● Exercise data
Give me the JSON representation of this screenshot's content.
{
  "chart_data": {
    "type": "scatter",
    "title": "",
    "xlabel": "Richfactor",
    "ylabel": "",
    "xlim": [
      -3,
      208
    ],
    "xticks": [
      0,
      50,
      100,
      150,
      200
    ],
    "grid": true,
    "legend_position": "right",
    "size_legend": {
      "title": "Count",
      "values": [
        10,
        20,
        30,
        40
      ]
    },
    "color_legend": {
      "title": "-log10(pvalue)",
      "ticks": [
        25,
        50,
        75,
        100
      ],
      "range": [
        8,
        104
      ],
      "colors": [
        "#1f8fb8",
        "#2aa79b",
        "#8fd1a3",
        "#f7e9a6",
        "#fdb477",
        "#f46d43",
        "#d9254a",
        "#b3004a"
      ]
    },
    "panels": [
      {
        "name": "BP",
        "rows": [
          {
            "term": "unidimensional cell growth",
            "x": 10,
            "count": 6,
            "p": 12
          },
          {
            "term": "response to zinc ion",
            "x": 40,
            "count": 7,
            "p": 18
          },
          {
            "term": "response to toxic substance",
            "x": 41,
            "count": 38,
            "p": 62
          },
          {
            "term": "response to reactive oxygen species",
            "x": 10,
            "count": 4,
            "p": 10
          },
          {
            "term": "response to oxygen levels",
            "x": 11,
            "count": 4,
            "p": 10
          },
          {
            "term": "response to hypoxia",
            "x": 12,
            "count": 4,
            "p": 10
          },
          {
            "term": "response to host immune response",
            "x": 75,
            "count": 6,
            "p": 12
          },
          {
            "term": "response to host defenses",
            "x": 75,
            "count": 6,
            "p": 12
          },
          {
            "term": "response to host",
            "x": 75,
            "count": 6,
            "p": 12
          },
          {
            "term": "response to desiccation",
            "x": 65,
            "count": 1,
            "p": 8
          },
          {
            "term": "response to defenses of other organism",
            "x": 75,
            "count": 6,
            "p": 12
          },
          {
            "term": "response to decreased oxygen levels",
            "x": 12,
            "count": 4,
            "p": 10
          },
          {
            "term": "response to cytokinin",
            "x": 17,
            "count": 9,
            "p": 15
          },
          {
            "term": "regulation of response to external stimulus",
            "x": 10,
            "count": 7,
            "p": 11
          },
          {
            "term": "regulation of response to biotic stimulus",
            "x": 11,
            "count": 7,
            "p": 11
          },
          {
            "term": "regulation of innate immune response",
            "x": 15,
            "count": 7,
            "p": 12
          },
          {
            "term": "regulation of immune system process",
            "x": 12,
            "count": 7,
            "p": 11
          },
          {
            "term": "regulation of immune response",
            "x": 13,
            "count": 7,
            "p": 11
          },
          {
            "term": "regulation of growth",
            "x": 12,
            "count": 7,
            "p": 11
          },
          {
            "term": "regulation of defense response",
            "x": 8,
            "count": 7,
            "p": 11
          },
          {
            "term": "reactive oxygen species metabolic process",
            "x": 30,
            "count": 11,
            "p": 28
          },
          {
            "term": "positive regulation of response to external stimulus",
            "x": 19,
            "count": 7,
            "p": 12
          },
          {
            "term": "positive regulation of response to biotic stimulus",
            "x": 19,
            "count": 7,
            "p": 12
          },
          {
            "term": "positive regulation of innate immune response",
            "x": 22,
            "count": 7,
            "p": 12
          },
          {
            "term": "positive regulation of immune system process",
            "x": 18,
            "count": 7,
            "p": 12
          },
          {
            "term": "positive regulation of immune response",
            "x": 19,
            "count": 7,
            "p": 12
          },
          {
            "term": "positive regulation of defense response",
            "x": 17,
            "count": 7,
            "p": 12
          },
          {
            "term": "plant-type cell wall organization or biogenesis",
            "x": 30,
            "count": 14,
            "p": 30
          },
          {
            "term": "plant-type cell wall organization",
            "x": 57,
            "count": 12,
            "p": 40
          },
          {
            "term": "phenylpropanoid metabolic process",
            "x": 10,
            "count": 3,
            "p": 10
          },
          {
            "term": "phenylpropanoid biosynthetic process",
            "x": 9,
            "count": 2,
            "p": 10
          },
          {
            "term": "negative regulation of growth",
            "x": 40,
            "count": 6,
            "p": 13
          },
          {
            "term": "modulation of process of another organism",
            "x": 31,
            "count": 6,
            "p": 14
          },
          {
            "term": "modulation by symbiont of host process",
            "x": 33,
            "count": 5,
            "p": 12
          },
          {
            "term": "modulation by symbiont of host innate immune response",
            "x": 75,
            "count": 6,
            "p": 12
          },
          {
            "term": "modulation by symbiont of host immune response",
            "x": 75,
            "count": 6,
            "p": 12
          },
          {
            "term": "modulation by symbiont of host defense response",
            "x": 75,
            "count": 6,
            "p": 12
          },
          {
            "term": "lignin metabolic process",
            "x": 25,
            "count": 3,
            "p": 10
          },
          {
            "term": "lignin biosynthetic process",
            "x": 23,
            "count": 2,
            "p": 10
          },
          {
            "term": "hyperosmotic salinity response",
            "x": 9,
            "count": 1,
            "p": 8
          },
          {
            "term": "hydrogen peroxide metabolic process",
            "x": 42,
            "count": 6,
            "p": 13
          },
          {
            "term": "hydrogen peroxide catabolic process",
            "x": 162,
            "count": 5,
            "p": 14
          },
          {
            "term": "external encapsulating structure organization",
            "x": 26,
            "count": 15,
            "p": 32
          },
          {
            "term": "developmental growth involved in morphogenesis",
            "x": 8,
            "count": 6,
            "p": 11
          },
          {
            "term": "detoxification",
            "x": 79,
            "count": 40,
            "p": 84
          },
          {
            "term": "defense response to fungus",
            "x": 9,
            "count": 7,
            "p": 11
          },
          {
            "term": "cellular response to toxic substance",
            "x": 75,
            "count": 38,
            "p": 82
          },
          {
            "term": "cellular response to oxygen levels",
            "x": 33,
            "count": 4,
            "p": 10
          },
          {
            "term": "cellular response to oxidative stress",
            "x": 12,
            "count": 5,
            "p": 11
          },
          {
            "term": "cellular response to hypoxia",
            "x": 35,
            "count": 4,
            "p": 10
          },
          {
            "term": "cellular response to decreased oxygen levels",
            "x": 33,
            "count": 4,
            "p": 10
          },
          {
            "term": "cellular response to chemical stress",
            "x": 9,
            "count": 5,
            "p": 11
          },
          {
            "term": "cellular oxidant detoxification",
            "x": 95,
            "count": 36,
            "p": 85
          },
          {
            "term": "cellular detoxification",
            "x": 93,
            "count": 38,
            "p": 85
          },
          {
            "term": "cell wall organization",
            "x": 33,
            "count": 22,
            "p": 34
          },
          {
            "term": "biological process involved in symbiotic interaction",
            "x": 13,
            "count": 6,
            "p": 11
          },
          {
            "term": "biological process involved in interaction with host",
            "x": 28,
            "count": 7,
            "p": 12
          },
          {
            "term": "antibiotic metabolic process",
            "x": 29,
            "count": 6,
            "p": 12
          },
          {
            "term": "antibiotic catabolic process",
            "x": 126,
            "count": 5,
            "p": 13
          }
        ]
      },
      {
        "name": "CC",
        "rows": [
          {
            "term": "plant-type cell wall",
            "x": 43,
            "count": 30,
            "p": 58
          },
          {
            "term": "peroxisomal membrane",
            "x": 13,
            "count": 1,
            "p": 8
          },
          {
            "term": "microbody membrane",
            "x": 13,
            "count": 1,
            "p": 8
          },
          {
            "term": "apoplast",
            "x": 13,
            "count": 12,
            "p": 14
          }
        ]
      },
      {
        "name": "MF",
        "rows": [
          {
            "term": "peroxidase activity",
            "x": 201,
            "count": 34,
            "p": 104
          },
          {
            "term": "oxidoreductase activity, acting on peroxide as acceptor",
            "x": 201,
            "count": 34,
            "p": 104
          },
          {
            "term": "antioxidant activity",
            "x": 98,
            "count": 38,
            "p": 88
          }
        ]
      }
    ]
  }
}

● Problem requirements
Among the lines of the material above, find those with the word "catabolic". Copy each one.

● Completed task
            "term": "hydrogen peroxide catabolic process",
            "term": "antibiotic catabolic process",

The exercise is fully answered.